Locate the lines that hold the string "style". Copy every such line.

======

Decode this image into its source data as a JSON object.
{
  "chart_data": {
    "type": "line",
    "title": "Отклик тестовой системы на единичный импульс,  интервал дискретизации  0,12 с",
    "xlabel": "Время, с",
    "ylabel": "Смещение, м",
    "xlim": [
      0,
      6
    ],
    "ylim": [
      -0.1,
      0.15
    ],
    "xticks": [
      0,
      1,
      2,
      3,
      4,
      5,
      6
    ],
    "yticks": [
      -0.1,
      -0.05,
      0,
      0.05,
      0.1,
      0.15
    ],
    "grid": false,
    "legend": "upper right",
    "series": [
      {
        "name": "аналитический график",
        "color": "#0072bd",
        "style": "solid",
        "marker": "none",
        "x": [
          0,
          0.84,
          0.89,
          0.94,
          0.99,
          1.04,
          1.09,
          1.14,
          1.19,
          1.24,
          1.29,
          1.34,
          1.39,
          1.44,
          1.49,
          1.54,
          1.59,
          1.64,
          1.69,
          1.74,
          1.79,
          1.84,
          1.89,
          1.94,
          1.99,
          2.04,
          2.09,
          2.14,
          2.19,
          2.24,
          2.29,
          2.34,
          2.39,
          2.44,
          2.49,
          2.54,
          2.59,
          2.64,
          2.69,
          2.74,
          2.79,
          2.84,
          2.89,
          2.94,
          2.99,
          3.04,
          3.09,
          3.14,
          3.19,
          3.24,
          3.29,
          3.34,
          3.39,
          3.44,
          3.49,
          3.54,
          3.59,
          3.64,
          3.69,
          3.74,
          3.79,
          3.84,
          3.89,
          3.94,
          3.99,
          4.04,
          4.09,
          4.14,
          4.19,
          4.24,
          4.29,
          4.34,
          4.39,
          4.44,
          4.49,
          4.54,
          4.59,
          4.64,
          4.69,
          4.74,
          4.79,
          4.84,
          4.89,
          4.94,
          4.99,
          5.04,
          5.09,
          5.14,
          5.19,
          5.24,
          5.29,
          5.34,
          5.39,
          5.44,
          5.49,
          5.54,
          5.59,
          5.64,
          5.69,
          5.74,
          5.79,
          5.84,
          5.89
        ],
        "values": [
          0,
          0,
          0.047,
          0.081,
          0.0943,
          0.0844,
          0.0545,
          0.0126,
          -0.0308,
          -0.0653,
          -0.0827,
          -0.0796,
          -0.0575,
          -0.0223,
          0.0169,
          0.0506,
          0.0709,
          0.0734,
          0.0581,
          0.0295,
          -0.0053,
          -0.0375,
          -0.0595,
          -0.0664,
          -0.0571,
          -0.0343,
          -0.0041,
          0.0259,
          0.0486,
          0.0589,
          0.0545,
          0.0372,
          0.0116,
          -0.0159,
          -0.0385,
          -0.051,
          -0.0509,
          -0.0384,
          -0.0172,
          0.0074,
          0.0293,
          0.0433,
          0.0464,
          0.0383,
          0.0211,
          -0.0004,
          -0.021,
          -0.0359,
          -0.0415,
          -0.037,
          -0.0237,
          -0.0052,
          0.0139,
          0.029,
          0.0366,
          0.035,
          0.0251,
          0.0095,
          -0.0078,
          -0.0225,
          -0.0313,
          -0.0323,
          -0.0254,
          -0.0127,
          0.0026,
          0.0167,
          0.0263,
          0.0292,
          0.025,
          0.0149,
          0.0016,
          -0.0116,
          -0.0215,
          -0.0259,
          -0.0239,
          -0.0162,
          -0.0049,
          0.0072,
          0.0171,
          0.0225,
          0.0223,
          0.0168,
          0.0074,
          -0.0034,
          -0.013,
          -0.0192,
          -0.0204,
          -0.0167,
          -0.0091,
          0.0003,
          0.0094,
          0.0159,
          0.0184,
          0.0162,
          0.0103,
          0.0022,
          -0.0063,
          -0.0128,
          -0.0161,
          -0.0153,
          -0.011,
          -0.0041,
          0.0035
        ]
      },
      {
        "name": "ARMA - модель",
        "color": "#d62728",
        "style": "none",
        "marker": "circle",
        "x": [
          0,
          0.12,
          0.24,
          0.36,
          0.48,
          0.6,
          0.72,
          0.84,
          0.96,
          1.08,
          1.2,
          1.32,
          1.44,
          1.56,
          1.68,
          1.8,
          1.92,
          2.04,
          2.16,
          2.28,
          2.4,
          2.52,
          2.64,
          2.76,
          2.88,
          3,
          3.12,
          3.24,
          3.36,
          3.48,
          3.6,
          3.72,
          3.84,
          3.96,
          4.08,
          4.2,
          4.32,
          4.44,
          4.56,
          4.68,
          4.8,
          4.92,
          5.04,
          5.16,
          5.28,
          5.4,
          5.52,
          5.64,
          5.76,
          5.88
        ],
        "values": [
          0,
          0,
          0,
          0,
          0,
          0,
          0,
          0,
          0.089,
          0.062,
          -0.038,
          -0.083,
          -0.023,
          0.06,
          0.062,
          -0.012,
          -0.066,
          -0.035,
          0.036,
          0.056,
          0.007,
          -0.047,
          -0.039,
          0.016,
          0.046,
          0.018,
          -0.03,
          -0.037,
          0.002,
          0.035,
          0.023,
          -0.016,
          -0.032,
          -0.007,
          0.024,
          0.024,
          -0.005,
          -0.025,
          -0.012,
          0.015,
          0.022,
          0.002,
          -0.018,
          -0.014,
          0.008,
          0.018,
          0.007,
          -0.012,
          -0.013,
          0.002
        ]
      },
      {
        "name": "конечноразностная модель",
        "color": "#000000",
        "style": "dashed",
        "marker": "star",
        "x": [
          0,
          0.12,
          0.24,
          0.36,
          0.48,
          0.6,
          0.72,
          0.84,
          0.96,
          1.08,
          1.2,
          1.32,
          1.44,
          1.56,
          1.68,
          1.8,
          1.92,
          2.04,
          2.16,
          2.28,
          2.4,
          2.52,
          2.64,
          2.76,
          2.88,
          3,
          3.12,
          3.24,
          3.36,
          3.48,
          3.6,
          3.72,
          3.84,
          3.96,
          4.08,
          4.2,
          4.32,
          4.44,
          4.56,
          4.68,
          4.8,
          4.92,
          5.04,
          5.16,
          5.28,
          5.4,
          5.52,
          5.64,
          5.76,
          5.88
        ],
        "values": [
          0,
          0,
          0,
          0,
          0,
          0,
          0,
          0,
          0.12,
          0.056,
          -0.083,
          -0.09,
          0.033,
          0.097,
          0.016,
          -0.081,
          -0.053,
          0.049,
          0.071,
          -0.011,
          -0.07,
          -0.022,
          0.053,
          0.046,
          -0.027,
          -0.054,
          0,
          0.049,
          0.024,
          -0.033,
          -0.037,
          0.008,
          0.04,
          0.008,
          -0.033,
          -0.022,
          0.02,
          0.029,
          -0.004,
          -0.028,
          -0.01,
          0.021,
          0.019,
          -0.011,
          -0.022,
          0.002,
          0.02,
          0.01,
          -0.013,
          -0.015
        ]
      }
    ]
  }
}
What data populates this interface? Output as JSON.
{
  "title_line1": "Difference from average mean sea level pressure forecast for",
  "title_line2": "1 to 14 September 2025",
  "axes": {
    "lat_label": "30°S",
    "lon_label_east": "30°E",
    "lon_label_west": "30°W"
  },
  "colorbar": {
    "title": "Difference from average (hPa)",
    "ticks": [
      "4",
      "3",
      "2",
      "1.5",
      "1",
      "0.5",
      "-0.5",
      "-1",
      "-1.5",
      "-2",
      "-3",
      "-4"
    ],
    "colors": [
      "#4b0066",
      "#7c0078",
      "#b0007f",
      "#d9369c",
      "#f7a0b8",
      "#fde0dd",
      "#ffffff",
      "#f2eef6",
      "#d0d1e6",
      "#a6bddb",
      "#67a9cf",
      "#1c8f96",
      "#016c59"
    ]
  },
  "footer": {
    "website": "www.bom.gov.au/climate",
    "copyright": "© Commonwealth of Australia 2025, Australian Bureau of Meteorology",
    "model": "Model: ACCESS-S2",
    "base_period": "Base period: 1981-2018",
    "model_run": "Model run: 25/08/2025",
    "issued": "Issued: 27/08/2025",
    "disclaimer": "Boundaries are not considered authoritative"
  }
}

======

• **CORRECT OUTPUT**
        "style": "solid",
        "style": "none",
        "style": "dashed",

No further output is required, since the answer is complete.